Your task: Transcribe everything in the data word for word. Pictures are left out.

Data supplied:
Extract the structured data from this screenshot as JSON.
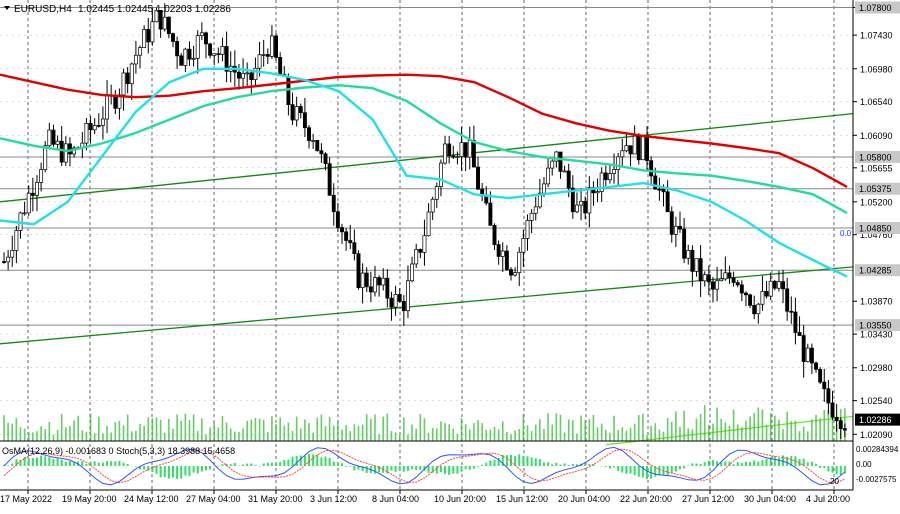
{
  "header": {
    "symbol_label": "EURUSD,H4",
    "ohlc_label": "1.02445 1.02445 1.02203 1.02286"
  },
  "price_scale": {
    "labels": [
      "1.07800",
      "1.07430",
      "1.06980",
      "1.06540",
      "1.06090",
      "1.05655",
      "1.05200",
      "1.04760",
      "1.03870",
      "1.03430",
      "1.02980",
      "1.02540",
      "1.02090"
    ],
    "levels": [
      {
        "label": "1.07800",
        "value": 1.078,
        "highlight": true
      },
      {
        "label": "1.05800",
        "value": 1.058,
        "highlight": true
      },
      {
        "label": "1.05375",
        "value": 1.05375,
        "highlight": true
      },
      {
        "label": "1.04850",
        "value": 1.0485,
        "highlight": true
      },
      {
        "label": "1.04285",
        "value": 1.04285,
        "highlight": true
      },
      {
        "label": "1.03550",
        "value": 1.0355,
        "highlight": true
      }
    ],
    "current_price_label": "1.02286",
    "zero_marker": "0.0"
  },
  "indicator": {
    "label": "OsMA(12,26,9) -0.001683 0  Stoch(5,3,3) 18.3988 15.4658",
    "scale_labels": [
      "0.00284394",
      "0.00",
      "-0.0027575"
    ],
    "stoch_marker": "20"
  },
  "time_axis": {
    "labels": [
      "17 May 2022",
      "19 May 20:00",
      "24 May 12:00",
      "27 May 04:00",
      "31 May 20:00",
      "3 Jun 12:00",
      "8 Jun 04:00",
      "10 Jun 20:00",
      "15 Jun 12:00",
      "20 Jun 04:00",
      "22 Jun 20:00",
      "27 Jun 12:00",
      "30 Jun 04:00",
      "4 Jul 20:00"
    ]
  },
  "colors": {
    "bull_candle": "#000000",
    "bear_candle": "#000000",
    "ma_red": "#e00000",
    "ma_teal": "#22dd99",
    "ma_cyan": "#22e0e8",
    "trendline_green": "#118811",
    "trendline_light": "#66ee22",
    "volume_bar": "#33bb33",
    "osma_hist": "#33dd66",
    "stoch_main": "#3355ff",
    "stoch_signal": "#ff4444",
    "grid": "#000000",
    "level_line": "#888888"
  },
  "chart_data": {
    "type": "candlestick",
    "symbol": "EURUSD",
    "timeframe": "H4",
    "ylim": [
      1.02,
      1.079
    ],
    "last_close": 1.02286,
    "series": [
      {
        "name": "moving average (red)",
        "values": [
          1.069,
          1.068,
          1.067,
          1.0663,
          1.066,
          1.0662,
          1.0668,
          1.0672,
          1.0677,
          1.0682,
          1.0687,
          1.0689,
          1.069,
          1.0688,
          1.068,
          1.066,
          1.0638,
          1.0625,
          1.0615,
          1.0608,
          1.0603,
          1.0598,
          1.0592,
          1.0585,
          1.0565,
          1.054
        ]
      },
      {
        "name": "moving average (teal)",
        "values": [
          1.0605,
          1.0595,
          1.0588,
          1.0598,
          1.0612,
          1.063,
          1.0648,
          1.066,
          1.0668,
          1.0673,
          1.0676,
          1.0672,
          1.0655,
          1.0625,
          1.06,
          1.0588,
          1.058,
          1.0575,
          1.057,
          1.0562,
          1.0558,
          1.0555,
          1.0548,
          1.054,
          1.053,
          1.0505
        ]
      },
      {
        "name": "moving average (cyan)",
        "values": [
          1.0495,
          1.049,
          1.052,
          1.058,
          1.064,
          1.068,
          1.0698,
          1.0698,
          1.0692,
          1.0683,
          1.0668,
          1.063,
          1.0555,
          1.055,
          1.053,
          1.0525,
          1.053,
          1.0535,
          1.054,
          1.0545,
          1.0535,
          1.052,
          1.0495,
          1.0465,
          1.0442,
          1.042
        ]
      },
      {
        "name": "price (approx. path)",
        "values": [
          1.044,
          1.052,
          1.06,
          1.058,
          1.062,
          1.066,
          1.072,
          1.077,
          1.0715,
          1.074,
          1.071,
          1.0675,
          1.0735,
          1.064,
          1.061,
          1.051,
          1.042,
          1.0405,
          1.038,
          1.048,
          1.06,
          1.059,
          1.048,
          1.043,
          1.052,
          1.058,
          1.05,
          1.0555,
          1.06,
          1.059,
          1.05,
          1.044,
          1.04,
          1.0425,
          1.038,
          1.041,
          1.033,
          1.026,
          1.0228
        ]
      }
    ],
    "trendlines": [
      {
        "name": "green trendline (upper)",
        "points": [
          [
            0,
            1.052
          ],
          [
            1,
            1.0638
          ]
        ]
      },
      {
        "name": "green trendline (lower)",
        "points": [
          [
            0,
            1.033
          ],
          [
            1,
            1.0433
          ]
        ]
      },
      {
        "name": "light-green trendline",
        "points": [
          [
            0.71,
            1.0195
          ],
          [
            1,
            1.0233
          ]
        ]
      }
    ],
    "xlabel": "",
    "ylabel": ""
  }
}
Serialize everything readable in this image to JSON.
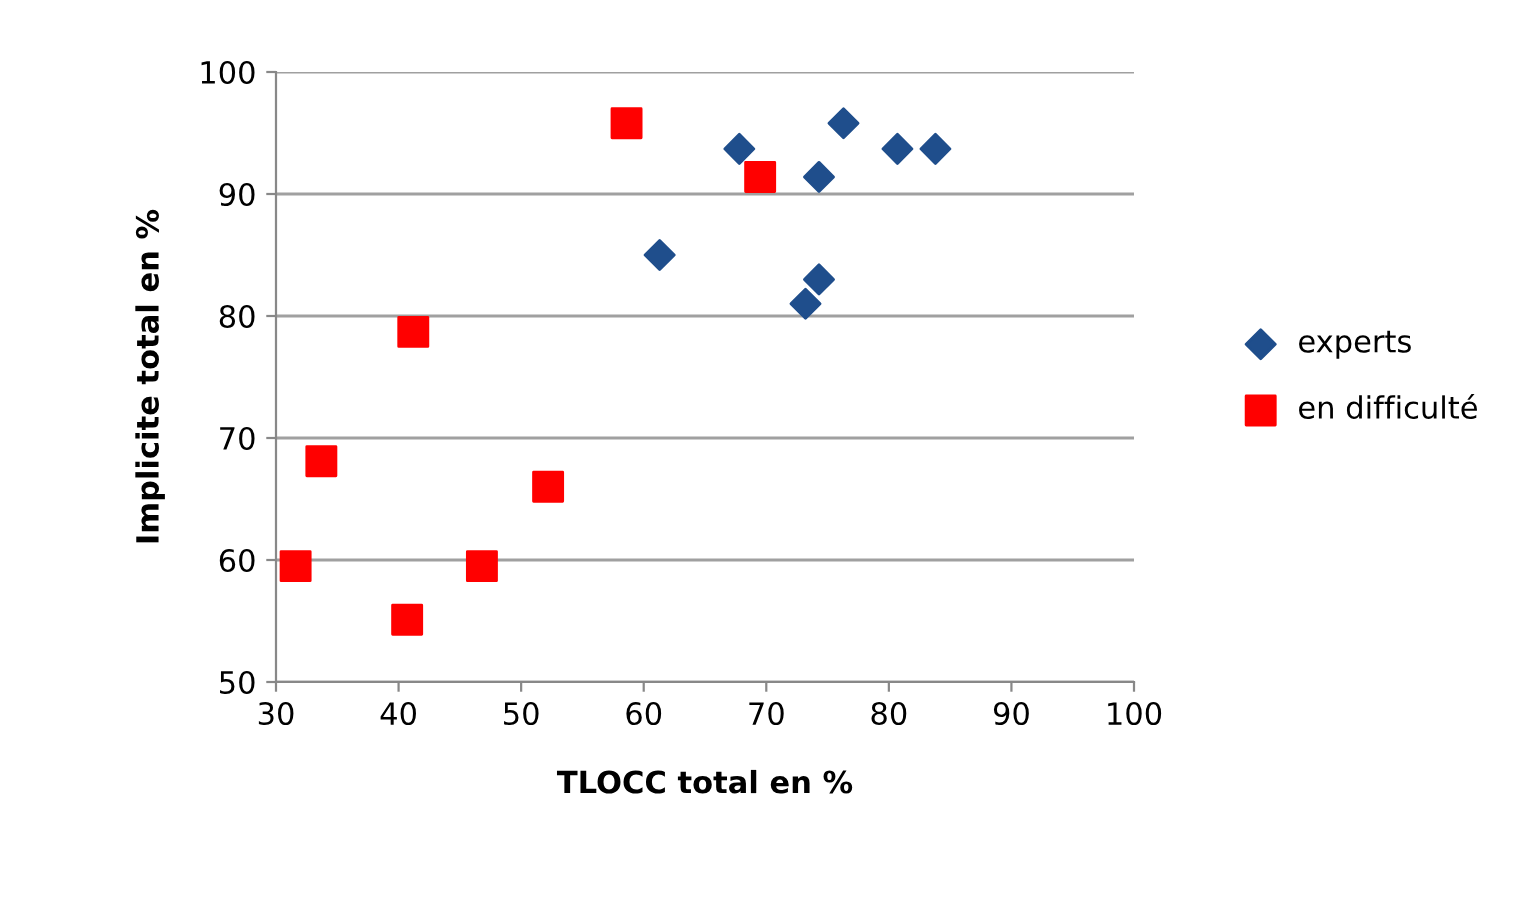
{
  "chart_data": {
    "type": "scatter",
    "xlabel": "TLOCC total en %",
    "ylabel": "Implicite total en %",
    "xlim": [
      30,
      100
    ],
    "xticks": [
      30,
      40,
      50,
      60,
      70,
      80,
      90,
      100
    ],
    "ylim": [
      50,
      100
    ],
    "yticks": [
      50,
      60,
      70,
      80,
      90,
      100
    ],
    "grid": "y",
    "legend": "right",
    "series": [
      {
        "name": "experts",
        "color": "#1f4e8c",
        "marker": "diamond",
        "x": [
          61.3,
          67.8,
          76.3,
          74.3,
          80.7,
          83.8,
          74.3,
          73.2
        ],
        "values": [
          85.0,
          93.7,
          95.8,
          91.4,
          93.7,
          93.7,
          83.0,
          81.0
        ]
      },
      {
        "name": "en difficulté",
        "color": "#ff0000",
        "marker": "square",
        "x": [
          31.6,
          33.7,
          41.2,
          40.7,
          46.8,
          52.2,
          58.6,
          69.5
        ],
        "values": [
          59.5,
          68.1,
          78.7,
          55.1,
          59.5,
          66.0,
          95.8,
          91.4
        ]
      }
    ]
  }
}
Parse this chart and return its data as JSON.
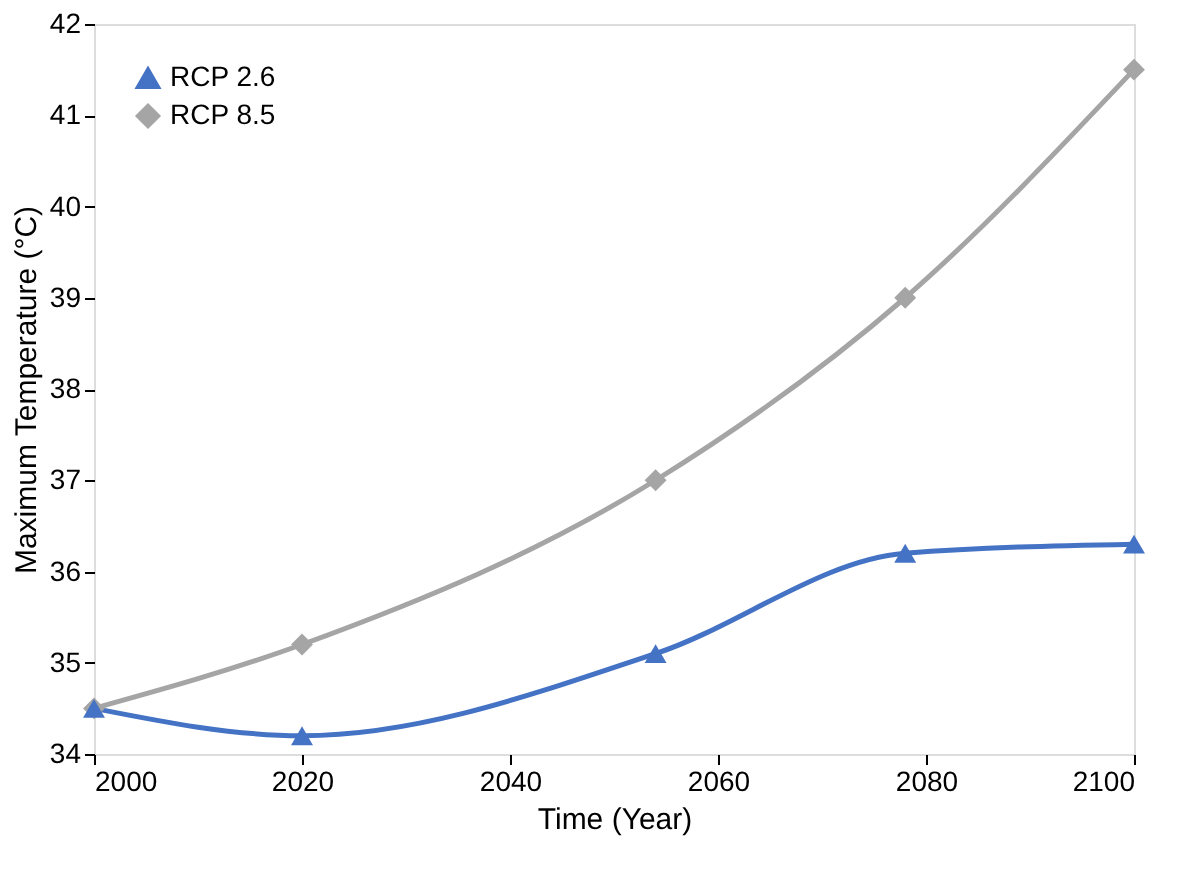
{
  "chart_data": {
    "type": "line",
    "xlabel": "Time (Year)",
    "ylabel": "Maximum Temperature (°C)",
    "x": [
      2000,
      2020,
      2054,
      2078,
      2100
    ],
    "series": [
      {
        "name": "RCP 2.6",
        "color": "#4472c4",
        "marker": "triangle",
        "values": [
          34.5,
          34.2,
          35.1,
          36.2,
          36.3
        ]
      },
      {
        "name": "RCP 8.5",
        "color": "#a5a5a5",
        "marker": "diamond",
        "values": [
          34.5,
          35.2,
          37.0,
          39.0,
          41.5
        ]
      }
    ],
    "xlim": [
      2000,
      2100
    ],
    "xticks": [
      2000,
      2020,
      2040,
      2060,
      2080,
      2100
    ],
    "ylim": [
      34,
      42
    ],
    "yticks": [
      34,
      35,
      36,
      37,
      38,
      39,
      40,
      41,
      42
    ],
    "grid": false,
    "legend": "top left",
    "line_style": "solid"
  }
}
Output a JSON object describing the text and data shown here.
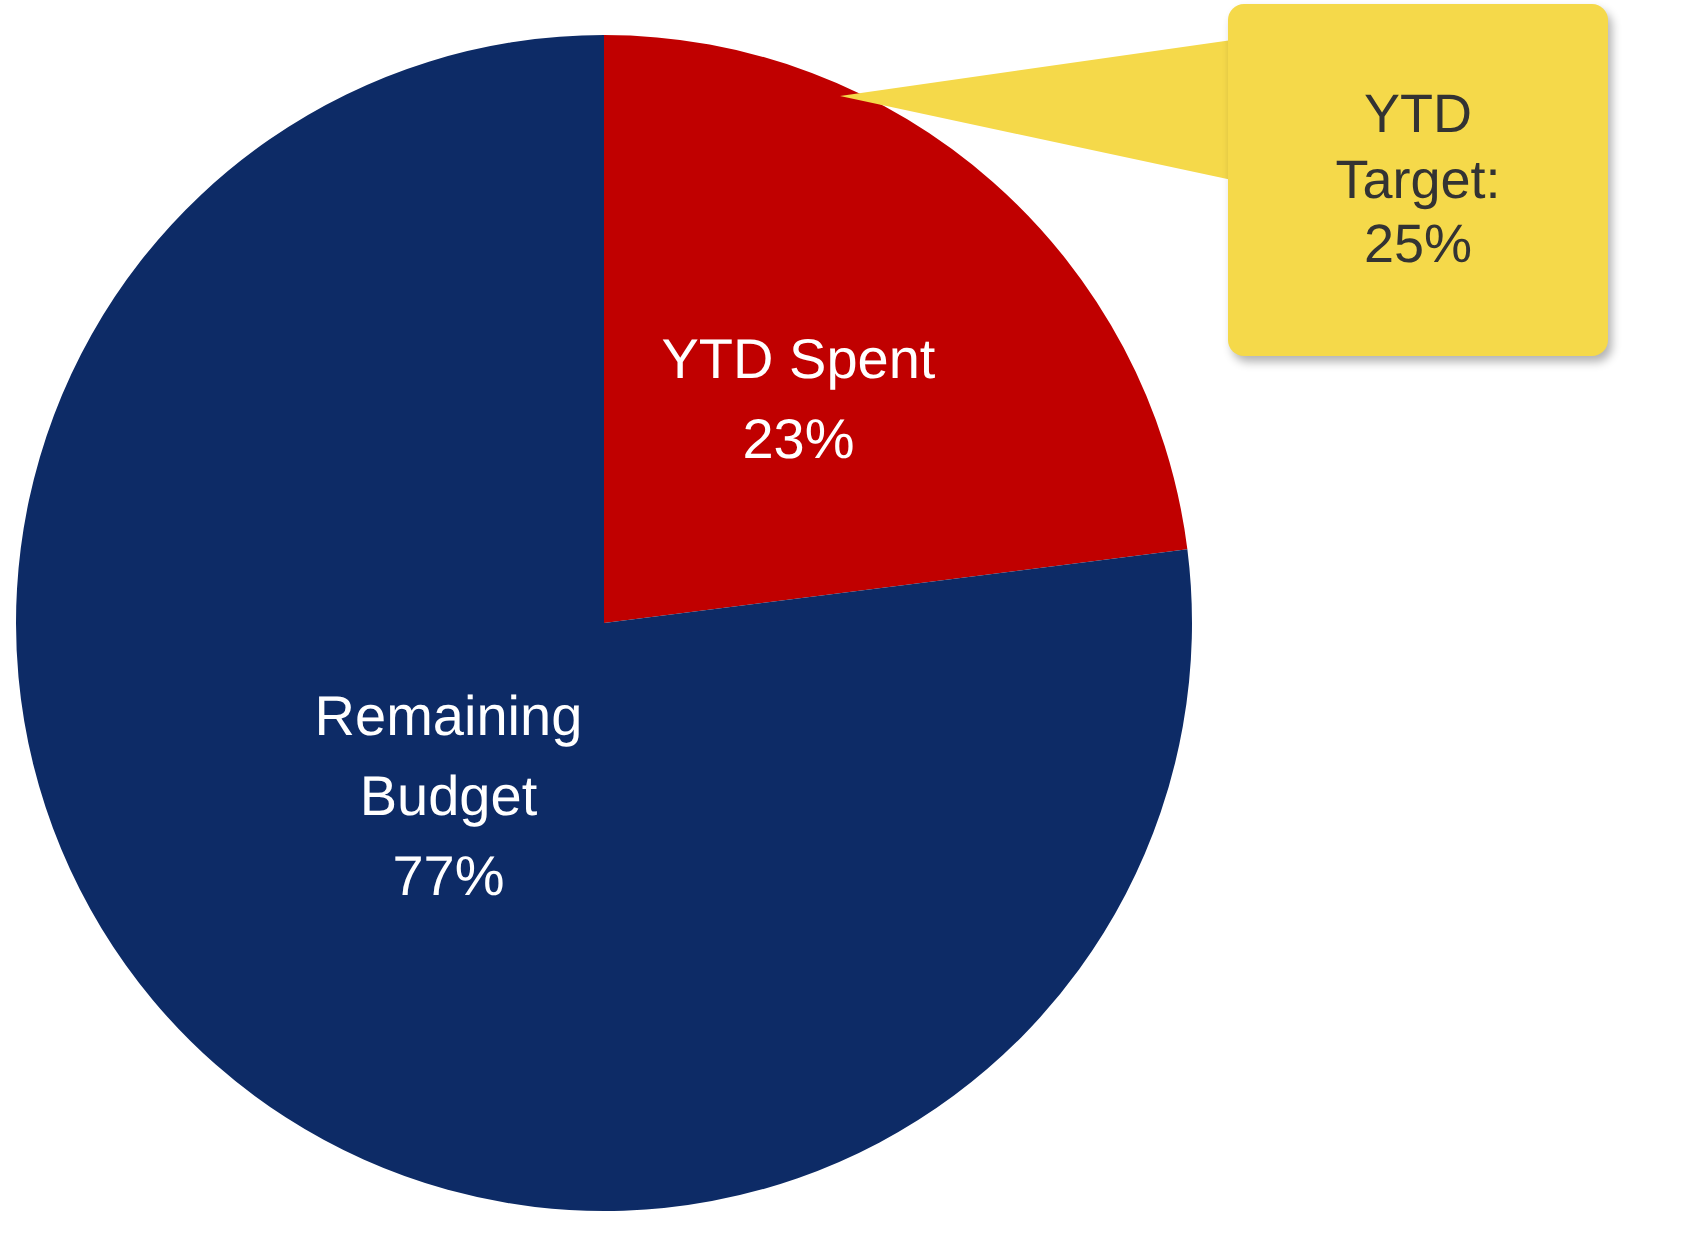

Exercise solution:
Extract the structured data from this screenshot as JSON.
{
  "header": {
    "symbol_label": "EURUSD,H4",
    "ohlc_label": "1.02445 1.02445 1.02203 1.02286"
  },
  "price_scale": {
    "labels": [
      "1.07800",
      "1.07430",
      "1.06980",
      "1.06540",
      "1.06090",
      "1.05655",
      "1.05200",
      "1.04760",
      "1.03870",
      "1.03430",
      "1.02980",
      "1.02540",
      "1.02090"
    ],
    "levels": [
      {
        "label": "1.07800",
        "value": 1.078,
        "highlight": true
      },
      {
        "label": "1.05800",
        "value": 1.058,
        "highlight": true
      },
      {
        "label": "1.05375",
        "value": 1.05375,
        "highlight": true
      },
      {
        "label": "1.04850",
        "value": 1.0485,
        "highlight": true
      },
      {
        "label": "1.04285",
        "value": 1.04285,
        "highlight": true
      },
      {
        "label": "1.03550",
        "value": 1.0355,
        "highlight": true
      }
    ],
    "current_price_label": "1.02286",
    "zero_marker": "0.0"
  },
  "indicator": {
    "label": "OsMA(12,26,9) -0.001683 0  Stoch(5,3,3) 18.3988 15.4658",
    "scale_labels": [
      "0.00284394",
      "0.00",
      "-0.0027575"
    ],
    "stoch_marker": "20"
  },
  "time_axis": {
    "labels": [
      "17 May 2022",
      "19 May 20:00",
      "24 May 12:00",
      "27 May 04:00",
      "31 May 20:00",
      "3 Jun 12:00",
      "8 Jun 04:00",
      "10 Jun 20:00",
      "15 Jun 12:00",
      "20 Jun 04:00",
      "22 Jun 20:00",
      "27 Jun 12:00",
      "30 Jun 04:00",
      "4 Jul 20:00"
    ]
  },
  "colors": {
    "bull_candle": "#000000",
    "bear_candle": "#000000",
    "ma_red": "#e00000",
    "ma_teal": "#22dd99",
    "ma_cyan": "#22e0e8",
    "trendline_green": "#118811",
    "trendline_light": "#66ee22",
    "volume_bar": "#33bb33",
    "osma_hist": "#33dd66",
    "stoch_main": "#3355ff",
    "stoch_signal": "#ff4444",
    "grid": "#000000",
    "level_line": "#888888"
  },
  "chart_data": {
    "type": "candlestick",
    "symbol": "EURUSD",
    "timeframe": "H4",
    "ylim": [
      1.02,
      1.079
    ],
    "last_close": 1.02286,
    "series": [
      {
        "name": "moving average (red)",
        "values": [
          1.069,
          1.068,
          1.067,
          1.0663,
          1.066,
          1.0662,
          1.0668,
          1.0672,
          1.0677,
          1.0682,
          1.0687,
          1.0689,
          1.069,
          1.0688,
          1.068,
          1.066,
          1.0638,
          1.0625,
          1.0615,
          1.0608,
          1.0603,
          1.0598,
          1.0592,
          1.0585,
          1.0565,
          1.054
        ]
      },
      {
        "name": "moving average (teal)",
        "values": [
          1.0605,
          1.0595,
          1.0588,
          1.0598,
          1.0612,
          1.063,
          1.0648,
          1.066,
          1.0668,
          1.0673,
          1.0676,
          1.0672,
          1.0655,
          1.0625,
          1.06,
          1.0588,
          1.058,
          1.0575,
          1.057,
          1.0562,
          1.0558,
          1.0555,
          1.0548,
          1.054,
          1.053,
          1.0505
        ]
      },
      {
        "name": "moving average (cyan)",
        "values": [
          1.0495,
          1.049,
          1.052,
          1.058,
          1.064,
          1.068,
          1.0698,
          1.0698,
          1.0692,
          1.0683,
          1.0668,
          1.063,
          1.0555,
          1.055,
          1.053,
          1.0525,
          1.053,
          1.0535,
          1.054,
          1.0545,
          1.0535,
          1.052,
          1.0495,
          1.0465,
          1.0442,
          1.042
        ]
      },
      {
        "name": "price (approx. path)",
        "values": [
          1.044,
          1.052,
          1.06,
          1.058,
          1.062,
          1.066,
          1.072,
          1.077,
          1.0715,
          1.074,
          1.071,
          1.0675,
          1.0735,
          1.064,
          1.061,
          1.051,
          1.042,
          1.0405,
          1.038,
          1.048,
          1.06,
          1.059,
          1.048,
          1.043,
          1.052,
          1.058,
          1.05,
          1.0555,
          1.06,
          1.059,
          1.05,
          1.044,
          1.04,
          1.0425,
          1.038,
          1.041,
          1.033,
          1.026,
          1.0228
        ]
      }
    ],
    "trendlines": [
      {
        "name": "green trendline (upper)",
        "points": [
          [
            0,
            1.052
          ],
          [
            1,
            1.0638
          ]
        ]
      },
      {
        "name": "green trendline (lower)",
        "points": [
          [
            0,
            1.033
          ],
          [
            1,
            1.0433
          ]
        ]
      },
      {
        "name": "light-green trendline",
        "points": [
          [
            0.71,
            1.0195
          ],
          [
            1,
            1.0233
          ]
        ]
      }
    ],
    "xlabel": "",
    "ylabel": ""
  }
}
Serialize everything readable in this image to JSON.
{
  "chart_data": {
    "type": "scatter",
    "xlabel": "TLOCC total en %",
    "ylabel": "Implicite total en %",
    "xlim": [
      30,
      100
    ],
    "xticks": [
      30,
      40,
      50,
      60,
      70,
      80,
      90,
      100
    ],
    "ylim": [
      50,
      100
    ],
    "yticks": [
      50,
      60,
      70,
      80,
      90,
      100
    ],
    "grid": "y",
    "legend": "right",
    "series": [
      {
        "name": "experts",
        "color": "#1f4e8c",
        "marker": "diamond",
        "x": [
          61.3,
          67.8,
          76.3,
          74.3,
          80.7,
          83.8,
          74.3,
          73.2
        ],
        "values": [
          85.0,
          93.7,
          95.8,
          91.4,
          93.7,
          93.7,
          83.0,
          81.0
        ]
      },
      {
        "name": "en difficulté",
        "color": "#ff0000",
        "marker": "square",
        "x": [
          31.6,
          33.7,
          41.2,
          40.7,
          46.8,
          52.2,
          58.6,
          69.5
        ],
        "values": [
          59.5,
          68.1,
          78.7,
          55.1,
          59.5,
          66.0,
          95.8,
          91.4
        ]
      }
    ]
  }
}
Parse this chart and return its data as JSON.
{
  "chart_data": {
    "type": "line",
    "xlabel": "Time (Year)",
    "ylabel": "Maximum Temperature (°C)",
    "x": [
      2000,
      2020,
      2054,
      2078,
      2100
    ],
    "series": [
      {
        "name": "RCP 2.6",
        "color": "#4472c4",
        "marker": "triangle",
        "values": [
          34.5,
          34.2,
          35.1,
          36.2,
          36.3
        ]
      },
      {
        "name": "RCP 8.5",
        "color": "#a5a5a5",
        "marker": "diamond",
        "values": [
          34.5,
          35.2,
          37.0,
          39.0,
          41.5
        ]
      }
    ],
    "xlim": [
      2000,
      2100
    ],
    "xticks": [
      2000,
      2020,
      2040,
      2060,
      2080,
      2100
    ],
    "ylim": [
      34,
      42
    ],
    "yticks": [
      34,
      35,
      36,
      37,
      38,
      39,
      40,
      41,
      42
    ],
    "grid": false,
    "legend": "top left",
    "line_style": "solid"
  }
}
Output a JSON object describing the text and data shown here.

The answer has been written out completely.